___ Source material

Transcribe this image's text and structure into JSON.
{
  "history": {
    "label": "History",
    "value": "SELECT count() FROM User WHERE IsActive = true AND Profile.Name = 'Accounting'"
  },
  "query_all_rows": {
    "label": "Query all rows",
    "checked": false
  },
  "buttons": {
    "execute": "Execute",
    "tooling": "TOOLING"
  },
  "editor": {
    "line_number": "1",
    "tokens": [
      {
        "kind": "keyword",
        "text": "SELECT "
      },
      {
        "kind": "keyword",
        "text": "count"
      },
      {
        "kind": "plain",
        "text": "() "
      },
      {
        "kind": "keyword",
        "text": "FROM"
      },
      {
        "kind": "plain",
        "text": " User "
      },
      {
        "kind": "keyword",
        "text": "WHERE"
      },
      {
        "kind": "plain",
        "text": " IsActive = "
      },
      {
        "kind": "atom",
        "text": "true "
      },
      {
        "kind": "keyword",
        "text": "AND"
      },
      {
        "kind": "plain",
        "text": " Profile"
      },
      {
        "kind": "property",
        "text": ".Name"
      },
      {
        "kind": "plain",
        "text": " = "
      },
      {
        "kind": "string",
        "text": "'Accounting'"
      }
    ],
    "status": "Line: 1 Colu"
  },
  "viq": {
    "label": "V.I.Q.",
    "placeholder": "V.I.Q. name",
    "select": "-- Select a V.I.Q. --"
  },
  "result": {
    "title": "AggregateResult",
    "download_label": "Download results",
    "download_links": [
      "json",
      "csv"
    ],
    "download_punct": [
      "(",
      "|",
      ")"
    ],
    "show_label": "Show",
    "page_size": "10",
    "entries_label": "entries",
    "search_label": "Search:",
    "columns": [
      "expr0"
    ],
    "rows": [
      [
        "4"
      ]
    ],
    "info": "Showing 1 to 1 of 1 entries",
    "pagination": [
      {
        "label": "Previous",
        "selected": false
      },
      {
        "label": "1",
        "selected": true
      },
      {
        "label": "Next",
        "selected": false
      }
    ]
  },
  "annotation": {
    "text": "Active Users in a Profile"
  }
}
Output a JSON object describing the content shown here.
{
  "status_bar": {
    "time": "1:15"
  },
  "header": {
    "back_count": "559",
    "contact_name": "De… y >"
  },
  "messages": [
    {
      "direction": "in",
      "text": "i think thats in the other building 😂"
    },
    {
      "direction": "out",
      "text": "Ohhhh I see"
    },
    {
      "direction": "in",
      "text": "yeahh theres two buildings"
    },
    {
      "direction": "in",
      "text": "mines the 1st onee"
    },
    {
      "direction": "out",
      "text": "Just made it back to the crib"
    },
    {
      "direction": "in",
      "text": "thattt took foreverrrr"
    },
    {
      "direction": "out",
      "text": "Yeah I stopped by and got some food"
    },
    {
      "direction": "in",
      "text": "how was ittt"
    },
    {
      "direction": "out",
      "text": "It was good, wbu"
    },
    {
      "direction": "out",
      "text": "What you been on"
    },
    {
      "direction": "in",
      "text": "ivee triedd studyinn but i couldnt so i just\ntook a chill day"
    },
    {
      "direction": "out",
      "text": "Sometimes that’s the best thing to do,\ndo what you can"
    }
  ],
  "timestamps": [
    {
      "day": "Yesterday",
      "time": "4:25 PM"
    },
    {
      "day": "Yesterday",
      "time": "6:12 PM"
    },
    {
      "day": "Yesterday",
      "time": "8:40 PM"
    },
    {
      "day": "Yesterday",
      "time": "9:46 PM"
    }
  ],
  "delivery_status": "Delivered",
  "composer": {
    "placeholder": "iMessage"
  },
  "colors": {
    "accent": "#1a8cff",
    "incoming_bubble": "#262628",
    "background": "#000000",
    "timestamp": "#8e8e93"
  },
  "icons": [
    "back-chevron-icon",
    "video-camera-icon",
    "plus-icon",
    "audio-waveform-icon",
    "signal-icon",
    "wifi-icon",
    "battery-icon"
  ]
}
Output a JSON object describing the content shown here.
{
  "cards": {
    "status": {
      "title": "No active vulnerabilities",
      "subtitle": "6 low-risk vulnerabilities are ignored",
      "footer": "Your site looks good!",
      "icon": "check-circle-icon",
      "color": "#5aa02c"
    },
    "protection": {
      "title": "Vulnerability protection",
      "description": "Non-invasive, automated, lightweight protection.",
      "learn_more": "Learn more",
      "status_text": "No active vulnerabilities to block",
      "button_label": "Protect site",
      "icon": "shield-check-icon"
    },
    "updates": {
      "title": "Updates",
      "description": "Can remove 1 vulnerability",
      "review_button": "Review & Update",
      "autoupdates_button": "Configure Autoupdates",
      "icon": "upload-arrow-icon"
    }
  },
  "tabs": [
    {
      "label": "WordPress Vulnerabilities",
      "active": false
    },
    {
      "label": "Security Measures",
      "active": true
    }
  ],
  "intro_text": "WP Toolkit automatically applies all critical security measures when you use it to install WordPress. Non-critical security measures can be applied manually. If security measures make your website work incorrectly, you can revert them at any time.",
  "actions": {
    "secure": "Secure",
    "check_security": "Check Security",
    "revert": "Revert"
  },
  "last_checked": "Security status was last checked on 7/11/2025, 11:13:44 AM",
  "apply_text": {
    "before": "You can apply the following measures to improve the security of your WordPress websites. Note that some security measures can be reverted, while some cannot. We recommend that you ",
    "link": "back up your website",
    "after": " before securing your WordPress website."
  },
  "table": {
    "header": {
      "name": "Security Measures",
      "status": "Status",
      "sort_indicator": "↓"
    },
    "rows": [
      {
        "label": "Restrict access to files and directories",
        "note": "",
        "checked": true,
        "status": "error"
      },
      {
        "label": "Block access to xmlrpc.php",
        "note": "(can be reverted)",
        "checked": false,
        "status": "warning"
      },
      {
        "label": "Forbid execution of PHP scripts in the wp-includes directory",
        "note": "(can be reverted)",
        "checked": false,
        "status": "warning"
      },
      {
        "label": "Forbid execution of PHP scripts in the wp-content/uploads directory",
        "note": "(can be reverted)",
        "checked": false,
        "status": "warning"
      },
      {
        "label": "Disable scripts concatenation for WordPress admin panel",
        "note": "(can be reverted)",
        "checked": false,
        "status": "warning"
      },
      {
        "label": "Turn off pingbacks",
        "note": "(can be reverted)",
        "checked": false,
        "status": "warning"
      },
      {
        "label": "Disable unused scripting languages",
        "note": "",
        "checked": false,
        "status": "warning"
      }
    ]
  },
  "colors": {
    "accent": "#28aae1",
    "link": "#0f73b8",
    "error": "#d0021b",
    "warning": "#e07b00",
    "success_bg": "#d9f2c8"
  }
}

______

_The problem_
Extract every line above exactly as it stands.

_Solution for this task_
Transcribe this image's text and structure into JSON.
{
  "history": {
    "label": "History",
    "value": "SELECT count() FROM User WHERE IsActive = true AND Profile.Name = 'Accounting'"
  },
  "query_all_rows": {
    "label": "Query all rows",
    "checked": false
  },
  "buttons": {
    "execute": "Execute",
    "tooling": "TOOLING"
  },
  "editor": {
    "line_number": "1",
    "tokens": [
      {
        "kind": "keyword",
        "text": "SELECT "
      },
      {
        "kind": "keyword",
        "text": "count"
      },
      {
        "kind": "plain",
        "text": "() "
      },
      {
        "kind": "keyword",
        "text": "FROM"
      },
      {
        "kind": "plain",
        "text": " User "
      },
      {
        "kind": "keyword",
        "text": "WHERE"
      },
      {
        "kind": "plain",
        "text": " IsActive = "
      },
      {
        "kind": "atom",
        "text": "true "
      },
      {
        "kind": "keyword",
        "text": "AND"
      },
      {
        "kind": "plain",
        "text": " Profile"
      },
      {
        "kind": "property",
        "text": ".Name"
      },
      {
        "kind": "plain",
        "text": " = "
      },
      {
        "kind": "string",
        "text": "'Accounting'"
      }
    ],
    "status": "Line: 1 Colu"
  },
  "viq": {
    "label": "V.I.Q.",
    "placeholder": "V.I.Q. name",
    "select": "-- Select a V.I.Q. --"
  },
  "result": {
    "title": "AggregateResult",
    "download_label": "Download results",
    "download_links": [
      "json",
      "csv"
    ],
    "download_punct": [
      "(",
      "|",
      ")"
    ],
    "show_label": "Show",
    "page_size": "10",
    "entries_label": "entries",
    "search_label": "Search:",
    "columns": [
      "expr0"
    ],
    "rows": [
      [
        "4"
      ]
    ],
    "info": "Showing 1 to 1 of 1 entries",
    "pagination": [
      {
        "label": "Previous",
        "selected": false
      },
      {
        "label": "1",
        "selected": true
      },
      {
        "label": "Next",
        "selected": false
      }
    ]
  },
  "annotation": {
    "text": "Active Users in a Profile"
  }
}
Output a JSON object describing the content shown here.
{
  "status_bar": {
    "time": "1:15"
  },
  "header": {
    "back_count": "559",
    "contact_name": "De… y >"
  },
  "messages": [
    {
      "direction": "in",
      "text": "i think thats in the other building 😂"
    },
    {
      "direction": "out",
      "text": "Ohhhh I see"
    },
    {
      "direction": "in",
      "text": "yeahh theres two buildings"
    },
    {
      "direction": "in",
      "text": "mines the 1st onee"
    },
    {
      "direction": "out",
      "text": "Just made it back to the crib"
    },
    {
      "direction": "in",
      "text": "thattt took foreverrrr"
    },
    {
      "direction": "out",
      "text": "Yeah I stopped by and got some food"
    },
    {
      "direction": "in",
      "text": "how was ittt"
    },
    {
      "direction": "out",
      "text": "It was good, wbu"
    },
    {
      "direction": "out",
      "text": "What you been on"
    },
    {
      "direction": "in",
      "text": "ivee triedd studyinn but i couldnt so i just\ntook a chill day"
    },
    {
      "direction": "out",
      "text": "Sometimes that’s the best thing to do,\ndo what you can"
    }
  ],
  "timestamps": [
    {
      "day": "Yesterday",
      "time": "4:25 PM"
    },
    {
      "day": "Yesterday",
      "time": "6:12 PM"
    },
    {
      "day": "Yesterday",
      "time": "8:40 PM"
    },
    {
      "day": "Yesterday",
      "time": "9:46 PM"
    }
  ],
  "delivery_status": "Delivered",
  "composer": {
    "placeholder": "iMessage"
  },
  "colors": {
    "accent": "#1a8cff",
    "incoming_bubble": "#262628",
    "background": "#000000",
    "timestamp": "#8e8e93"
  },
  "icons": [
    "back-chevron-icon",
    "video-camera-icon",
    "plus-icon",
    "audio-waveform-icon",
    "signal-icon",
    "wifi-icon",
    "battery-icon"
  ]
}
Output a JSON object describing the content shown here.
{
  "cards": {
    "status": {
      "title": "No active vulnerabilities",
      "subtitle": "6 low-risk vulnerabilities are ignored",
      "footer": "Your site looks good!",
      "icon": "check-circle-icon",
      "color": "#5aa02c"
    },
    "protection": {
      "title": "Vulnerability protection",
      "description": "Non-invasive, automated, lightweight protection.",
      "learn_more": "Learn more",
      "status_text": "No active vulnerabilities to block",
      "button_label": "Protect site",
      "icon": "shield-check-icon"
    },
    "updates": {
      "title": "Updates",
      "description": "Can remove 1 vulnerability",
      "review_button": "Review & Update",
      "autoupdates_button": "Configure Autoupdates",
      "icon": "upload-arrow-icon"
    }
  },
  "tabs": [
    {
      "label": "WordPress Vulnerabilities",
      "active": false
    },
    {
      "label": "Security Measures",
      "active": true
    }
  ],
  "intro_text": "WP Toolkit automatically applies all critical security measures when you use it to install WordPress. Non-critical security measures can be applied manually. If security measures make your website work incorrectly, you can revert them at any time.",
  "actions": {
    "secure": "Secure",
    "check_security": "Check Security",
    "revert": "Revert"
  },
  "last_checked": "Security status was last checked on 7/11/2025, 11:13:44 AM",
  "apply_text": {
    "before": "You can apply the following measures to improve the security of your WordPress websites. Note that some security measures can be reverted, while some cannot. We recommend that you ",
    "link": "back up your website",
    "after": " before securing your WordPress website."
  },
  "table": {
    "header": {
      "name": "Security Measures",
      "status": "Status",
      "sort_indicator": "↓"
    },
    "rows": [
      {
        "label": "Restrict access to files and directories",
        "note": "",
        "checked": true,
        "status": "error"
      },
      {
        "label": "Block access to xmlrpc.php",
        "note": "(can be reverted)",
        "checked": false,
        "status": "warning"
      },
      {
        "label": "Forbid execution of PHP scripts in the wp-includes directory",
        "note": "(can be reverted)",
        "checked": false,
        "status": "warning"
      },
      {
        "label": "Forbid execution of PHP scripts in the wp-content/uploads directory",
        "note": "(can be reverted)",
        "checked": false,
        "status": "warning"
      },
      {
        "label": "Disable scripts concatenation for WordPress admin panel",
        "note": "(can be reverted)",
        "checked": false,
        "status": "warning"
      },
      {
        "label": "Turn off pingbacks",
        "note": "(can be reverted)",
        "checked": false,
        "status": "warning"
      },
      {
        "label": "Disable unused scripting languages",
        "note": "",
        "checked": false,
        "status": "warning"
      }
    ]
  },
  "colors": {
    "accent": "#28aae1",
    "link": "#0f73b8",
    "error": "#d0021b",
    "warning": "#e07b00",
    "success_bg": "#d9f2c8"
  }
}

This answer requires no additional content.